* **Given problem**:
Retype the records below exactly as they appear.
• • • • • • •
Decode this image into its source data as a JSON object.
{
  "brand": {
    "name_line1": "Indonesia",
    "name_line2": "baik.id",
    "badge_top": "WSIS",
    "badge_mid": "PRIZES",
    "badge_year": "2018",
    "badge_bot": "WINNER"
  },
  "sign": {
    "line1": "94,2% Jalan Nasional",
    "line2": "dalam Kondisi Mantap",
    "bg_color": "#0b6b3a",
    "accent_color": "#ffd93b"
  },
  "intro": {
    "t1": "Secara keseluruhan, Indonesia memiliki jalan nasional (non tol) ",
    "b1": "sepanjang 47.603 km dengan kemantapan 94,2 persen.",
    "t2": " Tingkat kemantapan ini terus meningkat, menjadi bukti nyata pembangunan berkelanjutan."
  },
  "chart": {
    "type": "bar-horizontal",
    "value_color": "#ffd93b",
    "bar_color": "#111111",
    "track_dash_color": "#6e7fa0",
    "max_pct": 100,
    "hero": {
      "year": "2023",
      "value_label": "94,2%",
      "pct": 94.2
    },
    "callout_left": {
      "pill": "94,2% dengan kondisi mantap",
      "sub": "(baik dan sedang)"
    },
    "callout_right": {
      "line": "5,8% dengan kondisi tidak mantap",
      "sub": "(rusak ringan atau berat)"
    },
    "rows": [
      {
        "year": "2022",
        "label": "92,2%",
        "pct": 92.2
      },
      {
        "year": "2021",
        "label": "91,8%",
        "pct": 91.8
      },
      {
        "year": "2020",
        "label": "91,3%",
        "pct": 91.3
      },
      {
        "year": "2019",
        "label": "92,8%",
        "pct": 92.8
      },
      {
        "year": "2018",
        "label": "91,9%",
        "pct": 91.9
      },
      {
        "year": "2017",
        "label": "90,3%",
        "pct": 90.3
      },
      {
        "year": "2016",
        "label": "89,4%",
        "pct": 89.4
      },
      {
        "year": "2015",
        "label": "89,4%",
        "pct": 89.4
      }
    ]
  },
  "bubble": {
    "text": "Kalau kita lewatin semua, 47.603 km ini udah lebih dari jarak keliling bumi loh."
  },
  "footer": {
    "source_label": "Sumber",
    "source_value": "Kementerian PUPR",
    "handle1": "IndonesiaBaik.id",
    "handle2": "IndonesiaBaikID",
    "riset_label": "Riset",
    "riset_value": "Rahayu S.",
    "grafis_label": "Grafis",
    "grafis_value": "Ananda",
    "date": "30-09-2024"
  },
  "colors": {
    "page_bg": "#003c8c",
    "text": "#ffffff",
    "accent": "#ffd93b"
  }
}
• • • • • • •
* **Response for this exercise**:
Decode this image into its source data as a JSON object.
{
  "brand": {
    "name_line1": "Indonesia",
    "name_line2": "baik.id",
    "badge_top": "WSIS",
    "badge_mid": "PRIZES",
    "badge_year": "2018",
    "badge_bot": "WINNER"
  },
  "sign": {
    "line1": "94,2% Jalan Nasional",
    "line2": "dalam Kondisi Mantap",
    "bg_color": "#0b6b3a",
    "accent_color": "#ffd93b"
  },
  "intro": {
    "t1": "Secara keseluruhan, Indonesia memiliki jalan nasional (non tol) ",
    "b1": "sepanjang 47.603 km dengan kemantapan 94,2 persen.",
    "t2": " Tingkat kemantapan ini terus meningkat, menjadi bukti nyata pembangunan berkelanjutan."
  },
  "chart": {
    "type": "bar-horizontal",
    "value_color": "#ffd93b",
    "bar_color": "#111111",
    "track_dash_color": "#6e7fa0",
    "max_pct": 100,
    "hero": {
      "year": "2023",
      "value_label": "94,2%",
      "pct": 94.2
    },
    "callout_left": {
      "pill": "94,2% dengan kondisi mantap",
      "sub": "(baik dan sedang)"
    },
    "callout_right": {
      "line": "5,8% dengan kondisi tidak mantap",
      "sub": "(rusak ringan atau berat)"
    },
    "rows": [
      {
        "year": "2022",
        "label": "92,2%",
        "pct": 92.2
      },
      {
        "year": "2021",
        "label": "91,8%",
        "pct": 91.8
      },
      {
        "year": "2020",
        "label": "91,3%",
        "pct": 91.3
      },
      {
        "year": "2019",
        "label": "92,8%",
        "pct": 92.8
      },
      {
        "year": "2018",
        "label": "91,9%",
        "pct": 91.9
      },
      {
        "year": "2017",
        "label": "90,3%",
        "pct": 90.3
      },
      {
        "year": "2016",
        "label": "89,4%",
        "pct": 89.4
      },
      {
        "year": "2015",
        "label": "89,4%",
        "pct": 89.4
      }
    ]
  },
  "bubble": {
    "text": "Kalau kita lewatin semua, 47.603 km ini udah lebih dari jarak keliling bumi loh."
  },
  "footer": {
    "source_label": "Sumber",
    "source_value": "Kementerian PUPR",
    "handle1": "IndonesiaBaik.id",
    "handle2": "IndonesiaBaikID",
    "riset_label": "Riset",
    "riset_value": "Rahayu S.",
    "grafis_label": "Grafis",
    "grafis_value": "Ananda",
    "date": "30-09-2024"
  },
  "colors": {
    "page_bg": "#003c8c",
    "text": "#ffffff",
    "accent": "#ffd93b"
  }
}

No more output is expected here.